▶ **What this task involves**
In your copy, leave out the pictures and repeat the entries below exactly.

━━ Supplied entries ━━

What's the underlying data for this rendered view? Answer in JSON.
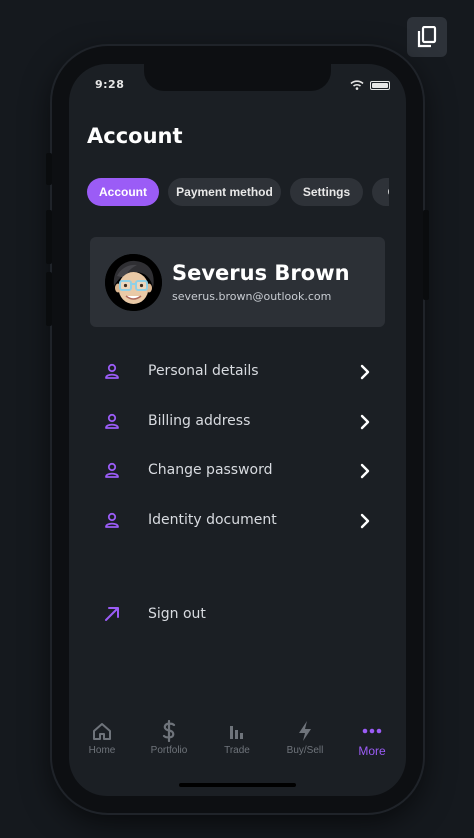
{
  "status_bar": {
    "time": "9:28"
  },
  "page": {
    "title": "Account"
  },
  "tabs": [
    {
      "label": "Account",
      "active": true
    },
    {
      "label": "Payment method",
      "active": false
    },
    {
      "label": "Settings",
      "active": false
    },
    {
      "label": "C",
      "active": false
    }
  ],
  "profile": {
    "name": "Severus Brown",
    "email": "severus.brown@outlook.com"
  },
  "menu": {
    "items": [
      {
        "label": "Personal details",
        "icon": "user-icon"
      },
      {
        "label": "Billing address",
        "icon": "user-icon"
      },
      {
        "label": "Change password",
        "icon": "user-icon"
      },
      {
        "label": "Identity document",
        "icon": "user-icon"
      }
    ],
    "sign_out": {
      "label": "Sign out",
      "icon": "arrow-up-right-icon"
    }
  },
  "bottom_nav": [
    {
      "label": "Home",
      "icon": "home-icon"
    },
    {
      "label": "Portfolio",
      "icon": "dollar-icon"
    },
    {
      "label": "Trade",
      "icon": "bar-chart-icon"
    },
    {
      "label": "Buy/Sell",
      "icon": "lightning-icon"
    },
    {
      "label": "More",
      "icon": "more-dots-icon",
      "active": true
    }
  ],
  "colors": {
    "accent": "#9b5cf6",
    "background": "#1b1f24",
    "card": "#2c3036",
    "tab_inactive": "#2e3238"
  }
}
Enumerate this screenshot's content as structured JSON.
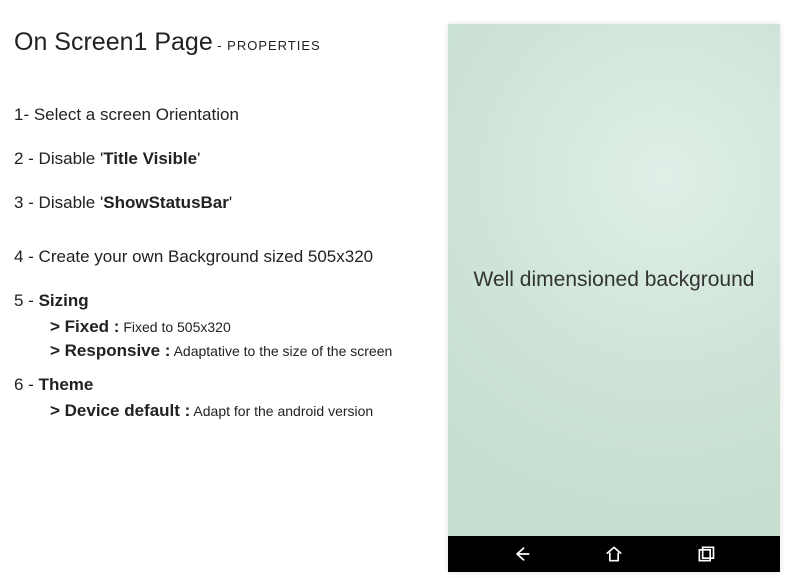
{
  "title": {
    "big": "On Screen1 Page",
    "small": " - PROPERTIES"
  },
  "steps": {
    "s1": "1- Select a screen Orientation",
    "s2_prefix": "2 - Disable '",
    "s2_bold": "Title Visible",
    "s2_suffix": "'",
    "s3_prefix": "3 - Disable '",
    "s3_bold": "ShowStatusBar",
    "s3_suffix": "'",
    "s4": "4 - Create your own Background sized 505x320",
    "s5_prefix": "5 - ",
    "s5_bold": "Sizing",
    "s5a_label": "> Fixed :",
    "s5a_note": " Fixed to 505x320",
    "s5b_label": "> Responsive :",
    "s5b_note": " Adaptative to the size of the screen",
    "s6_prefix": "6 - ",
    "s6_bold": "Theme",
    "s6a_label": "> Device default :",
    "s6a_note": " Adapt for the android version"
  },
  "phone": {
    "caption": "Well dimensioned background"
  }
}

━━━

▶ **Problem solution**
What's the underlying data for this rendered view? Answer in JSON.
{
  "status_bar": {
    "time": "9:28"
  },
  "page": {
    "title": "Account"
  },
  "tabs": [
    {
      "label": "Account",
      "active": true
    },
    {
      "label": "Payment method",
      "active": false
    },
    {
      "label": "Settings",
      "active": false
    },
    {
      "label": "C",
      "active": false
    }
  ],
  "profile": {
    "name": "Severus Brown",
    "email": "severus.brown@outlook.com"
  },
  "menu": {
    "items": [
      {
        "label": "Personal details",
        "icon": "user-icon"
      },
      {
        "label": "Billing address",
        "icon": "user-icon"
      },
      {
        "label": "Change password",
        "icon": "user-icon"
      },
      {
        "label": "Identity document",
        "icon": "user-icon"
      }
    ],
    "sign_out": {
      "label": "Sign out",
      "icon": "arrow-up-right-icon"
    }
  },
  "bottom_nav": [
    {
      "label": "Home",
      "icon": "home-icon"
    },
    {
      "label": "Portfolio",
      "icon": "dollar-icon"
    },
    {
      "label": "Trade",
      "icon": "bar-chart-icon"
    },
    {
      "label": "Buy/Sell",
      "icon": "lightning-icon"
    },
    {
      "label": "More",
      "icon": "more-dots-icon",
      "active": true
    }
  ],
  "colors": {
    "accent": "#9b5cf6",
    "background": "#1b1f24",
    "card": "#2c3036",
    "tab_inactive": "#2e3238"
  }
}
Enumerate this screenshot's content as structured JSON.
{
  "title": {
    "big": "On Screen1 Page",
    "small": " - PROPERTIES"
  },
  "steps": {
    "s1": "1- Select a screen Orientation",
    "s2_prefix": "2 - Disable '",
    "s2_bold": "Title Visible",
    "s2_suffix": "'",
    "s3_prefix": "3 - Disable '",
    "s3_bold": "ShowStatusBar",
    "s3_suffix": "'",
    "s4": "4 - Create your own Background sized 505x320",
    "s5_prefix": "5 - ",
    "s5_bold": "Sizing",
    "s5a_label": "> Fixed :",
    "s5a_note": " Fixed to 505x320",
    "s5b_label": "> Responsive :",
    "s5b_note": " Adaptative to the size of the screen",
    "s6_prefix": "6 - ",
    "s6_bold": "Theme",
    "s6a_label": "> Device default :",
    "s6a_note": " Adapt for the android version"
  },
  "phone": {
    "caption": "Well dimensioned background"
  }
}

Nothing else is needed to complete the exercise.